In the article on aviation safety teamwork below, please state how many active delegates the Human Factors Collaborative Analysis Group has.

>> Begin SELECTED TEXT

It Takes Teamwork to Identify Safety Challenges

Have you heard the one about the Dutch pilot, British air traffic controller, Austrian aircraft designer, Welsh procedures writer, and American regulator in a room? Well, it is neither a joke nor a funny story. It is a working group of the European Union Aviation Safety Agency (EASA). The team above is part of the EASA Human Factors (HF) Collaborative Analysis Group (CAG). The work, completed in June, is exemplary of the continuing effort of industry-government to cooperate on safety management. Another version of this story is reported in the 2019 3rd Quarter FAA Maintenance Human Factors Newsletter.                                                                                                                   

The EASA HFCAG is one of many sources of information to define the European Plan for Aviation Safety (EPAS). The EASA website for the EPAS emphasizes that a key goal of the Safety Management plan is to manage risk. That includes identifying and prioritizing hazards and establishing mitigation plans. Committees like the HFCAG help offer content-specific advice and recommendations. The HFCAG, with about 40 active delegates, is comprised of industry, academic and government human factors specialists. The group includes highly-experienced designers, engineers, pilots, scientists, maintenance organizations, labor organizations and others. Most delegates are from European Union (EU) countries, but that is not a requirement.  FAA usually has two representatives, usually personnel from the Chief Scientific/Technical Advisory program.

For the current EPAS planning period, the Human Factors CAG prioritized four areas on which to provide specific assessment and guidance (shown below). Each of these target areas had a small group dedicated to assessing the risks and recommending potential mitigation solutions.

Target Areas for Assessment and Advice:

  1. Design and Use of Procedures
  2. Organizational and Individual Resilience
  3. Senior Management competence and commitment
  4. Training effectiveness and competence

The remainder of this article describes the recommendation from Target Area 1, the Design and Use of Procedures. Now, we return to the first sentence of this article that seemed to be the starting line of a joke. The multi-disciplinary team included a pilot, air traffic controller, procedure writer, flight deck designer, and a maintenance regulator.  Dr. Bill knows this story well because he was the regulatory participant and quasi-lead of the group. From the very start of deliberations, it became clear that the challenges related to design and use of procedures had no country, cultural, or occupational dependence. We all had the same issues.

“….it became clear that the challenges related to design and use of procedures had no country, cultural, or occupational dependence. We all had the same issues.”

At the start of deliberations, the group identified 12 challenges with draft solution paths. Our first written draft and briefing to the entire HFCAG, it was clear that it was necessary to delimit the number of challenges. Upon deliberation, we narrowed and prioritized the recommendations to four categories as shown below.

>> End SELECTED TEXT
>> Begin DATA EXCERPTS

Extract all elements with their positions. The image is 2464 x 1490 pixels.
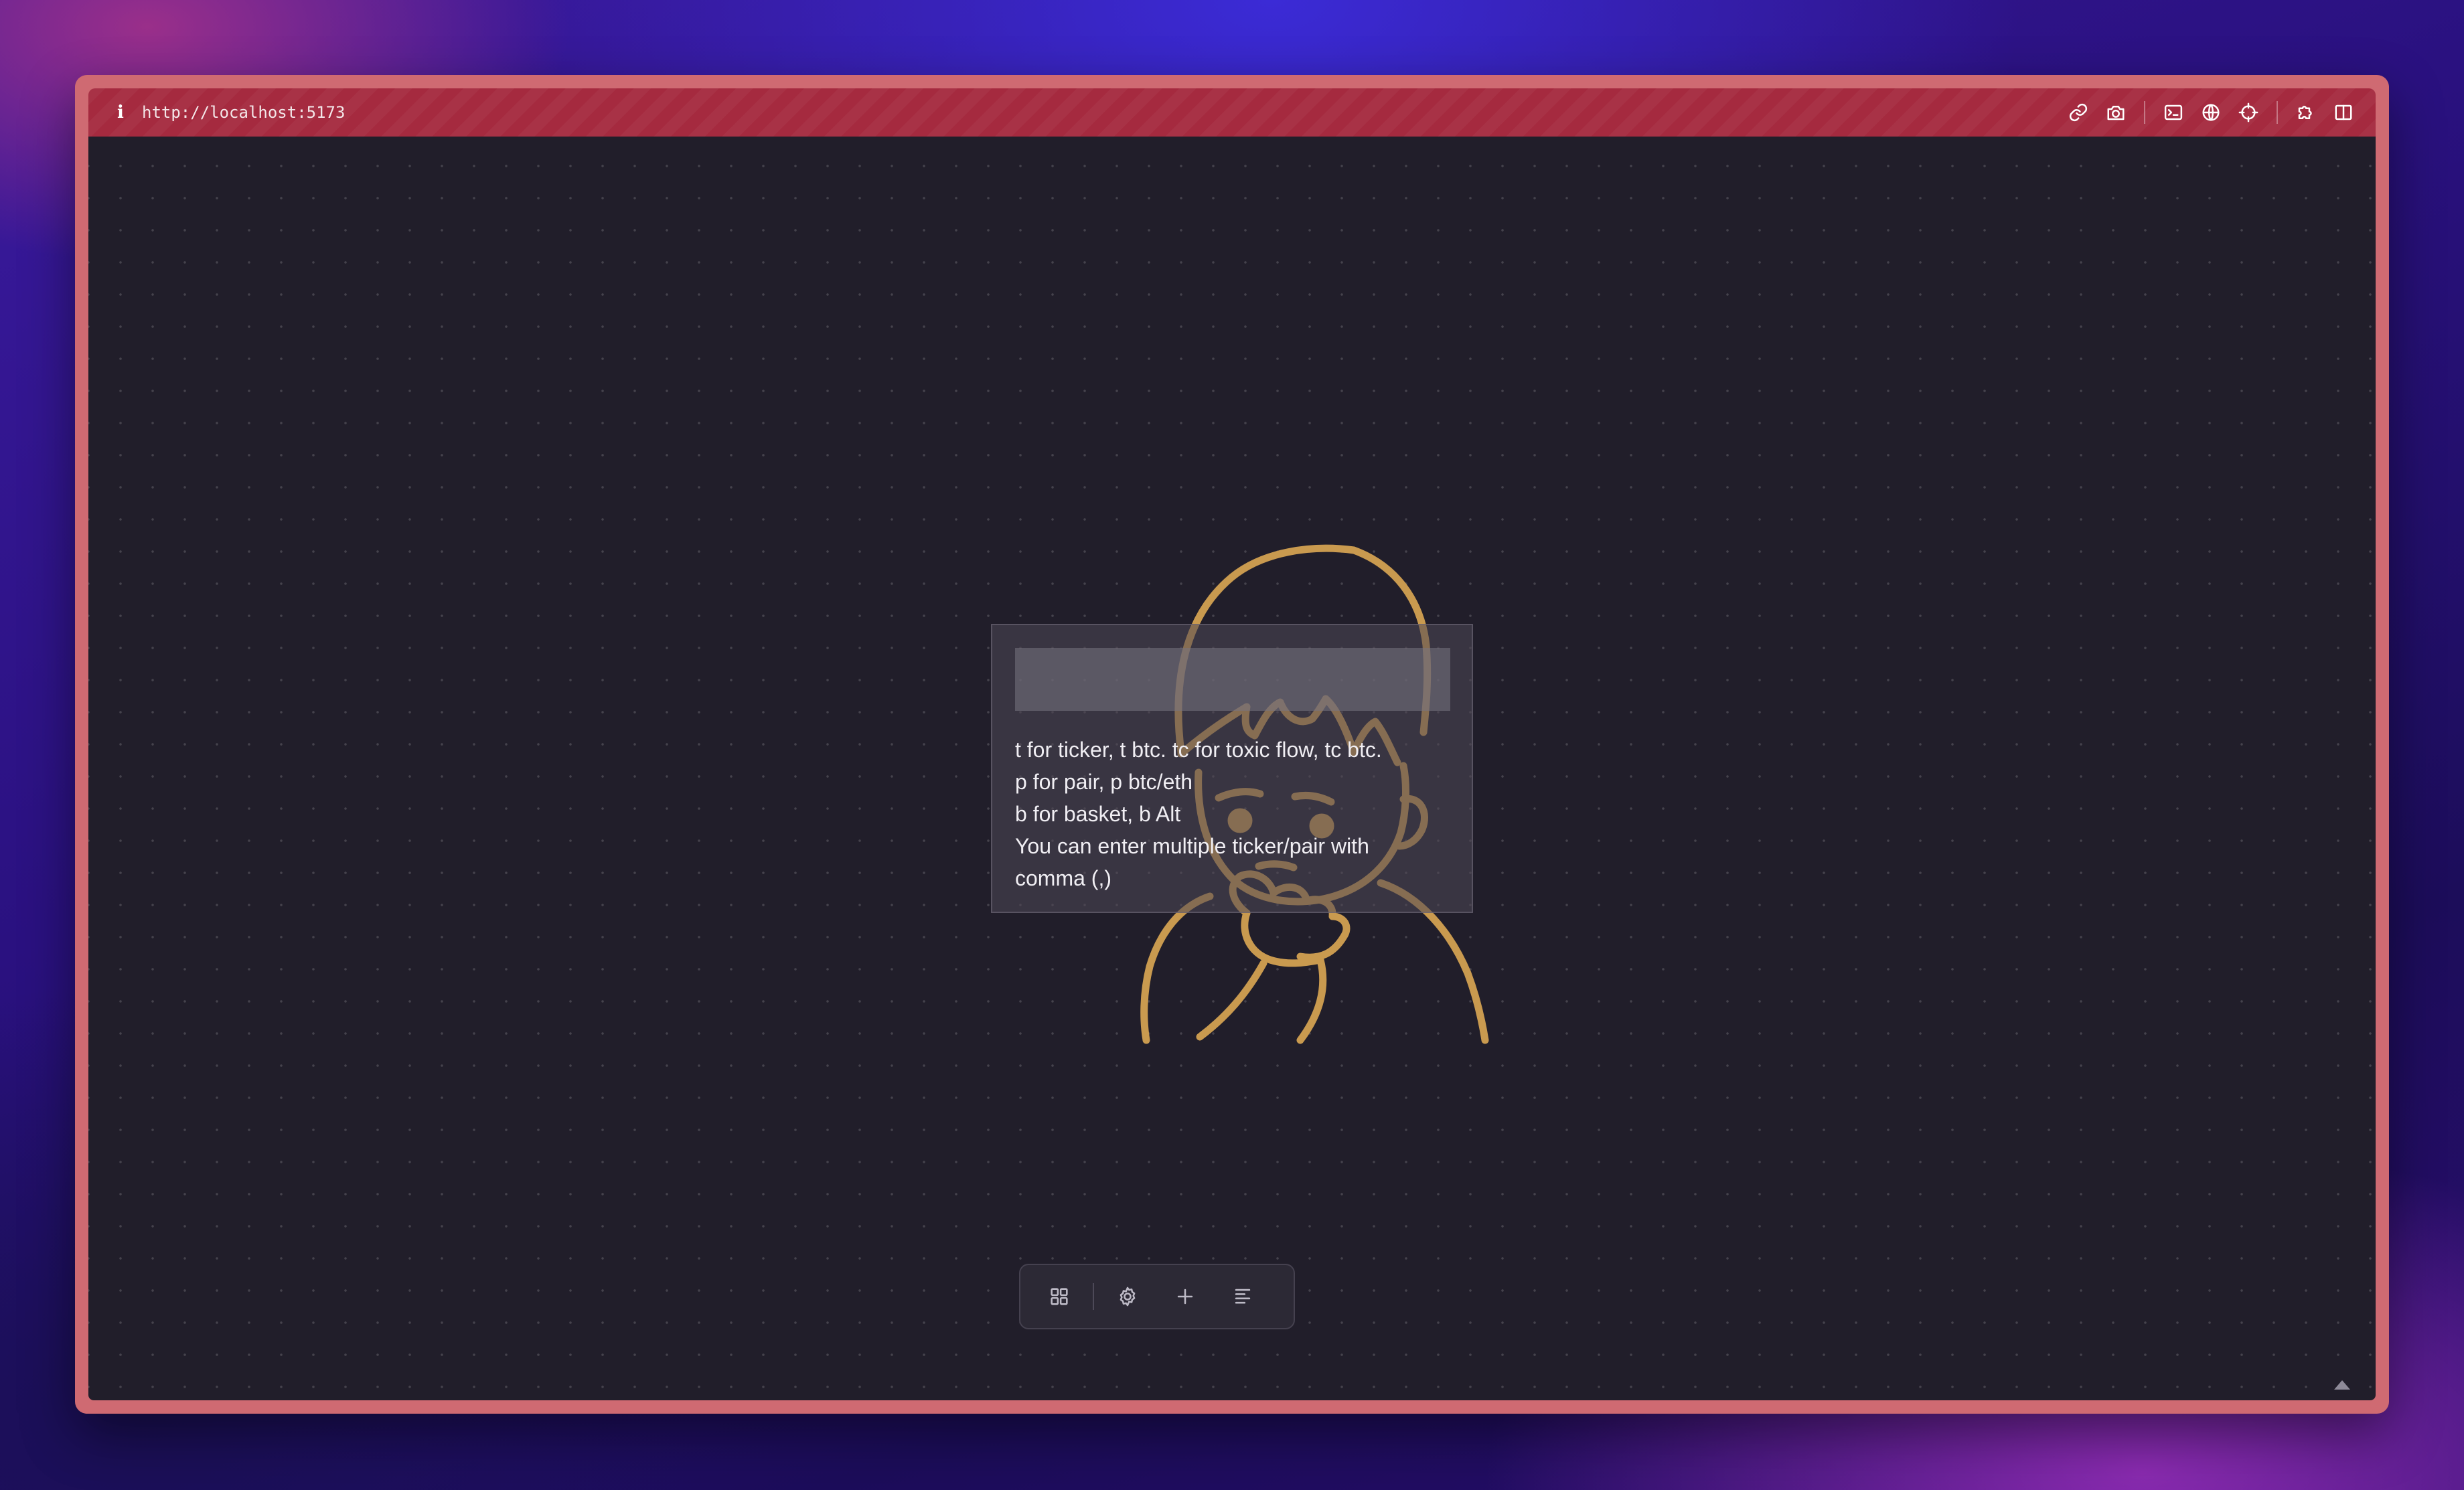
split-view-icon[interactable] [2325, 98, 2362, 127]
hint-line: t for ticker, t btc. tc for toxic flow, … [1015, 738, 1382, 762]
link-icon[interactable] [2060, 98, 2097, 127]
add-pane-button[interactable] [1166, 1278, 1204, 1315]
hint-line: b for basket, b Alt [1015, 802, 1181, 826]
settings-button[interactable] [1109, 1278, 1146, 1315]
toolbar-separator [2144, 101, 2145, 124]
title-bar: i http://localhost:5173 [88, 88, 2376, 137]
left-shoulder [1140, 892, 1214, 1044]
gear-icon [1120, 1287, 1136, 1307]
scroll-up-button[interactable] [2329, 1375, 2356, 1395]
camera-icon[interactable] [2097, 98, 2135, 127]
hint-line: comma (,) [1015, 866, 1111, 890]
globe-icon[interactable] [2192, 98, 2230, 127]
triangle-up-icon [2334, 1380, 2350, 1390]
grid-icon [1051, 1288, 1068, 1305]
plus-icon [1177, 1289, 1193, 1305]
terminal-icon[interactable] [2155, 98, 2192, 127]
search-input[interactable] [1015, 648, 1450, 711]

>> End DATA EXCERPTS

RESPONSE TO THIS EXERCISE ▸ About 40 active delegates.